Your objective
Each line that holds the word "content" counts once; give the total for the records below and nothing else.

Recorded information
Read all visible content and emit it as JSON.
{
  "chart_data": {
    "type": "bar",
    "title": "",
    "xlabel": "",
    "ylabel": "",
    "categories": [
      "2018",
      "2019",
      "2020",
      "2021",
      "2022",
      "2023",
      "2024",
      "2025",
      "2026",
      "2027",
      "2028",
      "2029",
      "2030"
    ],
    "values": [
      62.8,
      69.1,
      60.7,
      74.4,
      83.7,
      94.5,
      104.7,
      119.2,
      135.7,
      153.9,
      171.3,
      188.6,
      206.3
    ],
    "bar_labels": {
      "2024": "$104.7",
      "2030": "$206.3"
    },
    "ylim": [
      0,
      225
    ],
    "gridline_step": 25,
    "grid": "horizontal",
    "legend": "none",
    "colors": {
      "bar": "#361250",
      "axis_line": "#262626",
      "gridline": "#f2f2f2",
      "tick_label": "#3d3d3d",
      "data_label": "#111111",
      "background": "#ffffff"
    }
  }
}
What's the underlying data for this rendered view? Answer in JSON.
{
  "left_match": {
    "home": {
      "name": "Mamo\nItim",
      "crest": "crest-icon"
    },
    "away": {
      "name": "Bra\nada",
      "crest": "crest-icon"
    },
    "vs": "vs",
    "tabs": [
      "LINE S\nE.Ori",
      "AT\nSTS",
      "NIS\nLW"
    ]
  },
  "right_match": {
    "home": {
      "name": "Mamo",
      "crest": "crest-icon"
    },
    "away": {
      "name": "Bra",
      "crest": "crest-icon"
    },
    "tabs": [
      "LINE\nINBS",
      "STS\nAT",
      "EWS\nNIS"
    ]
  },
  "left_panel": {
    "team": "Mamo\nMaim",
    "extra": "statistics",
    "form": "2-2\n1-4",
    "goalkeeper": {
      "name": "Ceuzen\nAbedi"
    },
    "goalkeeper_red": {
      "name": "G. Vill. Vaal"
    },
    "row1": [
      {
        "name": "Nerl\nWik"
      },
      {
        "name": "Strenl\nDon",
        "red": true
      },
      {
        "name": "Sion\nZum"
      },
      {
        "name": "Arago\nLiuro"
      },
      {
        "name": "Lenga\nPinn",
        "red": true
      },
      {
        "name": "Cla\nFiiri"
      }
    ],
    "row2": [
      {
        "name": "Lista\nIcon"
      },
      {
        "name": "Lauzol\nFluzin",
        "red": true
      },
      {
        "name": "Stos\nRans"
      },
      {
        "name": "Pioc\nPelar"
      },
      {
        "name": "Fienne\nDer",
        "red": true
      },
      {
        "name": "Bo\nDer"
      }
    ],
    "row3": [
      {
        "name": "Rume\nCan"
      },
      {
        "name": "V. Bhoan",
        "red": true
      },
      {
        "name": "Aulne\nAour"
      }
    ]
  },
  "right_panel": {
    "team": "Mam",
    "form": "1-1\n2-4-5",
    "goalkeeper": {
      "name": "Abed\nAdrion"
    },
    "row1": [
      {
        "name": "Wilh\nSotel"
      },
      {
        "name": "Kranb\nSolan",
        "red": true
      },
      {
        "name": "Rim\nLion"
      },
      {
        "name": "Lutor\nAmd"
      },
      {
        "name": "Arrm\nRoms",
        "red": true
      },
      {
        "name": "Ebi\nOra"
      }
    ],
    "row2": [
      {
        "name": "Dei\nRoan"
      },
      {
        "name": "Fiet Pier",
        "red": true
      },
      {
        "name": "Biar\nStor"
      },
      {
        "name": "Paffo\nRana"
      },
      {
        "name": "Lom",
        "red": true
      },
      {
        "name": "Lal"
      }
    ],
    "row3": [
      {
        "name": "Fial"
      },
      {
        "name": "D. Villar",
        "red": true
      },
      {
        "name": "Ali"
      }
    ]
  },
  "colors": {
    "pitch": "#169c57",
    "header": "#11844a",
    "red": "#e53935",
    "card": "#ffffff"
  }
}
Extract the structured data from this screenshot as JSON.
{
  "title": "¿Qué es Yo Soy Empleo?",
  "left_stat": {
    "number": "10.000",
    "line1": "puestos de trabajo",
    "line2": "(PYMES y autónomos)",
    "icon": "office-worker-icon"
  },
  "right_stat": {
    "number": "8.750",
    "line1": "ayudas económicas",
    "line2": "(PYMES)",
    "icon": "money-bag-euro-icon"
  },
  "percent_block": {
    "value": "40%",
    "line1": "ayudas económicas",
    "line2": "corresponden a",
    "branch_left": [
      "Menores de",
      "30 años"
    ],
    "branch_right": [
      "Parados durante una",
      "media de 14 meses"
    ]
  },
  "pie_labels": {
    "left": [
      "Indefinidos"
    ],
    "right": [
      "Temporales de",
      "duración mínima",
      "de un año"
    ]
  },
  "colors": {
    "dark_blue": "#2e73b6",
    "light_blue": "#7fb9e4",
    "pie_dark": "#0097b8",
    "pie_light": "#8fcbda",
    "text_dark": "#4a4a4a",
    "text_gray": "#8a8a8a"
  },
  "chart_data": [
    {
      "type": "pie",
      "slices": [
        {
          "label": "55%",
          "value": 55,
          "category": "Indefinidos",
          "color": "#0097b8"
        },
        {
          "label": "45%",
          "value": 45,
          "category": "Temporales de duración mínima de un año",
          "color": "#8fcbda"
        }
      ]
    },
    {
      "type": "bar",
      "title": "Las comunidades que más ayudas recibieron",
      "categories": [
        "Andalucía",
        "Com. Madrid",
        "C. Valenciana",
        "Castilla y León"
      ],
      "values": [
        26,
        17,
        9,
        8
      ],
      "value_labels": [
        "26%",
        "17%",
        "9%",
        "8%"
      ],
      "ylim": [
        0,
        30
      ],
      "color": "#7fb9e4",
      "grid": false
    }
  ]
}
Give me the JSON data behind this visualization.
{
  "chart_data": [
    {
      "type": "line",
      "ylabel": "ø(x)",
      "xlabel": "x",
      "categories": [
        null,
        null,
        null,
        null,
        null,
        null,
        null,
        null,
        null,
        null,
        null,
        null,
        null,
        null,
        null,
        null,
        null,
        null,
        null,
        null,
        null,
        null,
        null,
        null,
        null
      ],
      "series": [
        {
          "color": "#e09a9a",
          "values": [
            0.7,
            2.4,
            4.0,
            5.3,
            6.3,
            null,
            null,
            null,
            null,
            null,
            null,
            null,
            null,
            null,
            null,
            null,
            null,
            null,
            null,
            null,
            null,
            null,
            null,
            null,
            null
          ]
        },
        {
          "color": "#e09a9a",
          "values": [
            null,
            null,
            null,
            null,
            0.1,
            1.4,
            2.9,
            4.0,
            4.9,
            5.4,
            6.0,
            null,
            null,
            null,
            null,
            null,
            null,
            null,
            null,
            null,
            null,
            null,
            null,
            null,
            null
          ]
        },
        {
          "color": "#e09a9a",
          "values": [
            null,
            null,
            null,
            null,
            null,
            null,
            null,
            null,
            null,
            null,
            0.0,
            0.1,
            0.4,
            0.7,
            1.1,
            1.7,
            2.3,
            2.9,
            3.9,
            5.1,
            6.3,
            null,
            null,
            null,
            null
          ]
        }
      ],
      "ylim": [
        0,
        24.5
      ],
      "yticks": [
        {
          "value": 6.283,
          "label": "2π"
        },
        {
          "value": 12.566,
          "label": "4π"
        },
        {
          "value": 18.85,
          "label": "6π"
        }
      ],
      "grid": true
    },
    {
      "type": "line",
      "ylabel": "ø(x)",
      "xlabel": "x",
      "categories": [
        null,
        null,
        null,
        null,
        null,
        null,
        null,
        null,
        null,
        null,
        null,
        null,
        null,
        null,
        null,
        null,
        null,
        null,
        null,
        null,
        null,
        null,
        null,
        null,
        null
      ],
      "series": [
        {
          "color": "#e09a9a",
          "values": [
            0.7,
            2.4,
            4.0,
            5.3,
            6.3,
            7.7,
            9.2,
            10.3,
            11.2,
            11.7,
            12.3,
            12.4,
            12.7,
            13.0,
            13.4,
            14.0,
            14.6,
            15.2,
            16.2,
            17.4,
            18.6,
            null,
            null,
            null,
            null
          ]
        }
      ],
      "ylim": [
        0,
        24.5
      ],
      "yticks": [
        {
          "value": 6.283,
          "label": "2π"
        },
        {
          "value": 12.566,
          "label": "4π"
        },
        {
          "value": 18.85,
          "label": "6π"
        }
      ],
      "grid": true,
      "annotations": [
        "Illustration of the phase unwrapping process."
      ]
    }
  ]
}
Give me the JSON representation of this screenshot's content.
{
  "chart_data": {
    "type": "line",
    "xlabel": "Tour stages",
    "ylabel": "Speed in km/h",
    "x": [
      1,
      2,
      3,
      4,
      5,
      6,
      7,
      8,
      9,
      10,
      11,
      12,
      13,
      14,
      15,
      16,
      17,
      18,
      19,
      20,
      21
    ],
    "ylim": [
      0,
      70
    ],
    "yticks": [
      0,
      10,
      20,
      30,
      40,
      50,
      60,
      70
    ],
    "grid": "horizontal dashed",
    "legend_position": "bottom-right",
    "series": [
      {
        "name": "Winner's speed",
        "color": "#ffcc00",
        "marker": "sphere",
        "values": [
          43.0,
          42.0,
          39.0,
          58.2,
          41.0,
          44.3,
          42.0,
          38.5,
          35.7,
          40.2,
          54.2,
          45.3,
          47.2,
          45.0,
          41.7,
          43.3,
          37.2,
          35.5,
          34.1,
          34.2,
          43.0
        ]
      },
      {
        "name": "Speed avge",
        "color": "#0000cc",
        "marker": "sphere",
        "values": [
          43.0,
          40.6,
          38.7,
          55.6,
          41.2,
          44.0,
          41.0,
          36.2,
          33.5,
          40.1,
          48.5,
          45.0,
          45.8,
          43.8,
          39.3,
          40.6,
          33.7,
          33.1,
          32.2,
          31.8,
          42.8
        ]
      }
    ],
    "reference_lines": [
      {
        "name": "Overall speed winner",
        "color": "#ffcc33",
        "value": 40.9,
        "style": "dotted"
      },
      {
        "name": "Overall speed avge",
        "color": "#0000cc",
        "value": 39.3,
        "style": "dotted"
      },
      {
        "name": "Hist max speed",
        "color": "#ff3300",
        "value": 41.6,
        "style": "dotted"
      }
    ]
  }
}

Solution to the exercise
2